[Figure content listings]
▽

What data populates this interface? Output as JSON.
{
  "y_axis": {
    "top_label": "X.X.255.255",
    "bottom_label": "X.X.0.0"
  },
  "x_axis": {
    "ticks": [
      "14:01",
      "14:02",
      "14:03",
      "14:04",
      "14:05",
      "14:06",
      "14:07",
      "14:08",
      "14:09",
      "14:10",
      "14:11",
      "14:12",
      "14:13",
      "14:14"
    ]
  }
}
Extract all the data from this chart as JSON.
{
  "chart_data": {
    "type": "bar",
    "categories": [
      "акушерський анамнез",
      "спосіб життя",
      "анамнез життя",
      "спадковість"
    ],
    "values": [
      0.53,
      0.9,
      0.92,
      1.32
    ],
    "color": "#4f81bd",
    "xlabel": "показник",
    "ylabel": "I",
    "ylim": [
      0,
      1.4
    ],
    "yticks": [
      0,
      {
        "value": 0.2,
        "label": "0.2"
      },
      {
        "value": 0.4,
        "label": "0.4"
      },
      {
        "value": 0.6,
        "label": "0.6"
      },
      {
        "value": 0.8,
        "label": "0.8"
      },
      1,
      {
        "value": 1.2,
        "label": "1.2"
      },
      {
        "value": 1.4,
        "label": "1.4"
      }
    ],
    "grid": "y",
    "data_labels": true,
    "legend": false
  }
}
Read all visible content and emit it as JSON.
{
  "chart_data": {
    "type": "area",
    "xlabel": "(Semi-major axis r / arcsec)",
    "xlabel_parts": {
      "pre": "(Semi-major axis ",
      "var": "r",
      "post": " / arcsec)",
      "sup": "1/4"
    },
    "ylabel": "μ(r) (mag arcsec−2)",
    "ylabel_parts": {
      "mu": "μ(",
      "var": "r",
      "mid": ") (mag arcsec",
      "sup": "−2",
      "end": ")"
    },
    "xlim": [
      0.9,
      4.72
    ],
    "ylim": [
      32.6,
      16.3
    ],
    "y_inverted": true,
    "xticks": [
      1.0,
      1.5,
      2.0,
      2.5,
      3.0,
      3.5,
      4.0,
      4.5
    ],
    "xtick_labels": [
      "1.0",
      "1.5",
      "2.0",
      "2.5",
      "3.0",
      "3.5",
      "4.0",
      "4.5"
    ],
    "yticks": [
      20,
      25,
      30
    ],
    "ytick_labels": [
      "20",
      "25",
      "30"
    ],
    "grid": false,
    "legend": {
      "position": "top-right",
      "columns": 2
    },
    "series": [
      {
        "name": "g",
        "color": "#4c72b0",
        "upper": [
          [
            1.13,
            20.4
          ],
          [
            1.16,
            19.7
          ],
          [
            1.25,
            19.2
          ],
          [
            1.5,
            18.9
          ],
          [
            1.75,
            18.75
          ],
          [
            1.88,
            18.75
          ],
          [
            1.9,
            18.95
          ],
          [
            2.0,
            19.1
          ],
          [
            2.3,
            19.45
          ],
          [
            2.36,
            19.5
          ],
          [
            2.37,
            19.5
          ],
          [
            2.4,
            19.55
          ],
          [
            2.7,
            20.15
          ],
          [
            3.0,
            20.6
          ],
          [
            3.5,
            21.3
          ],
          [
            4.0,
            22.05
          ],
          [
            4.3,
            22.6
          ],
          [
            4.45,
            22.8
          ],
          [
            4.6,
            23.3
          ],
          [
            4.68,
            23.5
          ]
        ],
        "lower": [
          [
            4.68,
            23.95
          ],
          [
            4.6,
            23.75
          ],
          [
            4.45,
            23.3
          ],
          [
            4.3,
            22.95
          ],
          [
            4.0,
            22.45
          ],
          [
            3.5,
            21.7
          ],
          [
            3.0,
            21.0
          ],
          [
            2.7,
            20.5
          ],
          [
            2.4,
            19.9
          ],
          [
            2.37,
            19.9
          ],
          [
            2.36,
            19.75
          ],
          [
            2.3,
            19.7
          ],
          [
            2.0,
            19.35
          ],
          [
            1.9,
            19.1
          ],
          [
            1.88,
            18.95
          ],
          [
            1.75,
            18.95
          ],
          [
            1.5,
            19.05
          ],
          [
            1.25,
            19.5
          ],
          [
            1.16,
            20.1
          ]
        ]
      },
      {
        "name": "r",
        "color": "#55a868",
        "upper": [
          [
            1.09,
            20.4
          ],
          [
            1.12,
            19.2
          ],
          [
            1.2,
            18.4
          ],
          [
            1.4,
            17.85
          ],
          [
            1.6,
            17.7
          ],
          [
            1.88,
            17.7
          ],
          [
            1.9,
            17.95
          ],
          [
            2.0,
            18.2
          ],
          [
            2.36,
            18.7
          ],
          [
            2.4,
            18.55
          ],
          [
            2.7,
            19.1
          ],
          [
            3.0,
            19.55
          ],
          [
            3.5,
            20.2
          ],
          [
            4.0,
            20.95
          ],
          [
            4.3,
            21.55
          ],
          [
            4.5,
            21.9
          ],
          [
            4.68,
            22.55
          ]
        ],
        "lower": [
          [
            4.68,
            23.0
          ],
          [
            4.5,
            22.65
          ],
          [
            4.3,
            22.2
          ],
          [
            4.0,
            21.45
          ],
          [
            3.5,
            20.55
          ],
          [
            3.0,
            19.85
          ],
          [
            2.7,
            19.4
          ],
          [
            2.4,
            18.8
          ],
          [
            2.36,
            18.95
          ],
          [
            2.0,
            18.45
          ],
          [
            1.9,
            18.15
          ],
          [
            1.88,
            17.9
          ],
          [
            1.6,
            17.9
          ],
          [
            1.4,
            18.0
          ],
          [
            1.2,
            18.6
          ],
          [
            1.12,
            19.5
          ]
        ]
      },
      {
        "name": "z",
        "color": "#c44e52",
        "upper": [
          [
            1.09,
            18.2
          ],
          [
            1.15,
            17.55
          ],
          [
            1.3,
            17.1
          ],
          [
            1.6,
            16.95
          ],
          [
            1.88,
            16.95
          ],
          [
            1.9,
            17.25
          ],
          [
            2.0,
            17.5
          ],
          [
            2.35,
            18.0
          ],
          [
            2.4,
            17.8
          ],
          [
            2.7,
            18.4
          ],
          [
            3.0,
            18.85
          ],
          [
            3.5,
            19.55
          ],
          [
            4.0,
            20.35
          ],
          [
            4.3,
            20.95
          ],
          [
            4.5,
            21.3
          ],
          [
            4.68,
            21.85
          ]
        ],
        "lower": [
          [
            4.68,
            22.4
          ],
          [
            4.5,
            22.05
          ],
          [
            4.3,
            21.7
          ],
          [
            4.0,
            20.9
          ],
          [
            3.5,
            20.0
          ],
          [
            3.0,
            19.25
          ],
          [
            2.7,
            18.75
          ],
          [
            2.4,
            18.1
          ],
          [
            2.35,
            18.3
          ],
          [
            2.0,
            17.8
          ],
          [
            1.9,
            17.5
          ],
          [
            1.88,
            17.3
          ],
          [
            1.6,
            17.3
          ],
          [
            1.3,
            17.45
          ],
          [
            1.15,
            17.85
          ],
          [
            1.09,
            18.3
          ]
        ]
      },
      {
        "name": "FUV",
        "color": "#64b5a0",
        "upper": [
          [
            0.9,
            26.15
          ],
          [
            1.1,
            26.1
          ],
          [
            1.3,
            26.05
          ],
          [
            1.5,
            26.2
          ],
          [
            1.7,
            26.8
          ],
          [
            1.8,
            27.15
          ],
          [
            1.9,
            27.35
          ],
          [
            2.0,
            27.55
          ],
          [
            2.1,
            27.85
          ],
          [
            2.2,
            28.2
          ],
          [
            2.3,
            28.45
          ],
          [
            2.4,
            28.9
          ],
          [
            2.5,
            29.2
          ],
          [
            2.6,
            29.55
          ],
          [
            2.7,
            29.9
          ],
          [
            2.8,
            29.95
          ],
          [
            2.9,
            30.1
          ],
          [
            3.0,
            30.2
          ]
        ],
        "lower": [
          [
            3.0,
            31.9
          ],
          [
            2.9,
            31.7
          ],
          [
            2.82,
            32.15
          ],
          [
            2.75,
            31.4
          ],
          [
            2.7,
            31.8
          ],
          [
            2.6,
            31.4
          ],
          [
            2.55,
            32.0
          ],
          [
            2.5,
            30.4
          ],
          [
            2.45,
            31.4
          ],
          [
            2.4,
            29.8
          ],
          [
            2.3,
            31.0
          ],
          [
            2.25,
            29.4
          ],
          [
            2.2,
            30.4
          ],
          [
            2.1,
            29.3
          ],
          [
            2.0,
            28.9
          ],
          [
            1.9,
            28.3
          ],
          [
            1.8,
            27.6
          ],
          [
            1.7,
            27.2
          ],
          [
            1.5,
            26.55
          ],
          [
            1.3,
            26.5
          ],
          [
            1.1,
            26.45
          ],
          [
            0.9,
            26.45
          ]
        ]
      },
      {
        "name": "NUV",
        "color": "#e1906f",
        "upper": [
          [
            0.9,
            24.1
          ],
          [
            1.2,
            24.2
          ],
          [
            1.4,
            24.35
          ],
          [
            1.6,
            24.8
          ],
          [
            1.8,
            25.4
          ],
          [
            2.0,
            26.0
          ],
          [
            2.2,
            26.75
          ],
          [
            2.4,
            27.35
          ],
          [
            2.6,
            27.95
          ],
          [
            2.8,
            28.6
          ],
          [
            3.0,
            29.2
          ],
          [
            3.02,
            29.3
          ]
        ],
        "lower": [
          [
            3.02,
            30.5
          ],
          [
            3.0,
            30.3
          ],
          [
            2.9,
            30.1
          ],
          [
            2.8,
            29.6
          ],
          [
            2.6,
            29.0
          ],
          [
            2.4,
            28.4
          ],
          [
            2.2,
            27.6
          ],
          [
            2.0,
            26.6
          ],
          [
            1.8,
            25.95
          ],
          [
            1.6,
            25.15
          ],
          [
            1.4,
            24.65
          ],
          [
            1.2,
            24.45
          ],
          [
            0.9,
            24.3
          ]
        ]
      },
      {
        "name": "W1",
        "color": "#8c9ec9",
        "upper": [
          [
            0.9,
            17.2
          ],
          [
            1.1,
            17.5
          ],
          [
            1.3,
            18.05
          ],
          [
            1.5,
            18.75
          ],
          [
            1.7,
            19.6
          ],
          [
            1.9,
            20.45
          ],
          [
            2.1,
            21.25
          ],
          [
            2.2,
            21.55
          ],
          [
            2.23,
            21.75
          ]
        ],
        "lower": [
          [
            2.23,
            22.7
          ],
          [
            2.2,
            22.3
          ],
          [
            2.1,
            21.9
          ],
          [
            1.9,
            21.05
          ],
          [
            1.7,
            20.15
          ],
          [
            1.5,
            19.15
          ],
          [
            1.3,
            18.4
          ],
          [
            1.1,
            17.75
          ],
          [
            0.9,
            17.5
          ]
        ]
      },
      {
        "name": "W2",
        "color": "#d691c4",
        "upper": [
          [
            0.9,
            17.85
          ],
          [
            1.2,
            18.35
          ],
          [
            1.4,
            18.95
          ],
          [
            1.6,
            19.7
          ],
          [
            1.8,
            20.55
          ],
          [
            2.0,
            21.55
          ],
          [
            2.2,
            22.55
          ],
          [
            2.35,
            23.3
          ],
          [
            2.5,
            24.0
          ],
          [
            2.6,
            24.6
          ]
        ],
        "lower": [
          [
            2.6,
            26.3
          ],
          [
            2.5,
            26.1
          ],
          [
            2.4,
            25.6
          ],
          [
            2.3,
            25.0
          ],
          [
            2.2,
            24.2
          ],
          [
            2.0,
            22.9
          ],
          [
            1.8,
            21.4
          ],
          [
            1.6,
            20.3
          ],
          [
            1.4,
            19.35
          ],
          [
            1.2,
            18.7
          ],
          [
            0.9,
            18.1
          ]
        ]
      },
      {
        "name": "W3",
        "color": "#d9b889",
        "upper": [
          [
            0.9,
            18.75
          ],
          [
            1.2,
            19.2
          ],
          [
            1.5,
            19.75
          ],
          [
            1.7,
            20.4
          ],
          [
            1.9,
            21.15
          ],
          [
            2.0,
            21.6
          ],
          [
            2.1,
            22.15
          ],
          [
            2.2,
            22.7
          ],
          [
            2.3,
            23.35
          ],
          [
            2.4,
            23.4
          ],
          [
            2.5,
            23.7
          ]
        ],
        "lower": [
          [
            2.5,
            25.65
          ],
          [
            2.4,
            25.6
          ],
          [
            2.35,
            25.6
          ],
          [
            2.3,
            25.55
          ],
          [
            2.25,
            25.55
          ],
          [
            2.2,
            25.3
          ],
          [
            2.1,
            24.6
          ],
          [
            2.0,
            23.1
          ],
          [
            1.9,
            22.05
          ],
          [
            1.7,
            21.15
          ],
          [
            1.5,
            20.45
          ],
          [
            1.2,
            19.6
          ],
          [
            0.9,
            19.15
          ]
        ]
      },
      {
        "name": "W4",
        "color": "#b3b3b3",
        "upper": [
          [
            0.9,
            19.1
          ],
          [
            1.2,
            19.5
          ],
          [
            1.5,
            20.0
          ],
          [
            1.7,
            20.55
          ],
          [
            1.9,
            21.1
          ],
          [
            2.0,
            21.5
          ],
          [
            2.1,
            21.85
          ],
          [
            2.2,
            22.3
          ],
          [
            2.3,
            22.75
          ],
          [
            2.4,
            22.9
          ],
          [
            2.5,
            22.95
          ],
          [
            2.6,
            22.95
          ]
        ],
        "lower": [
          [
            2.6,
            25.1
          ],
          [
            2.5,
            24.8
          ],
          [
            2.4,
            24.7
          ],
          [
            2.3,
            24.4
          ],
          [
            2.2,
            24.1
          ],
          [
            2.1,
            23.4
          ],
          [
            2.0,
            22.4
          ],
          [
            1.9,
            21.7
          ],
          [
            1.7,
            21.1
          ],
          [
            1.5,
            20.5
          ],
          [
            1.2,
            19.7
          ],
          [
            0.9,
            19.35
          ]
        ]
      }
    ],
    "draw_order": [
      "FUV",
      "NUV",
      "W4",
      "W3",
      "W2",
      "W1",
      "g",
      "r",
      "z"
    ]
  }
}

△

» **TASK TO CARRY OUT**: In the records above, find the lines containing "name" and copy them.

» **THE REPLY**:
        "name": "g",
        "name": "r",
        "name": "z",
        "name": "FUV",
        "name": "NUV",
        "name": "W1",
        "name": "W2",
        "name": "W3",
        "name": "W4",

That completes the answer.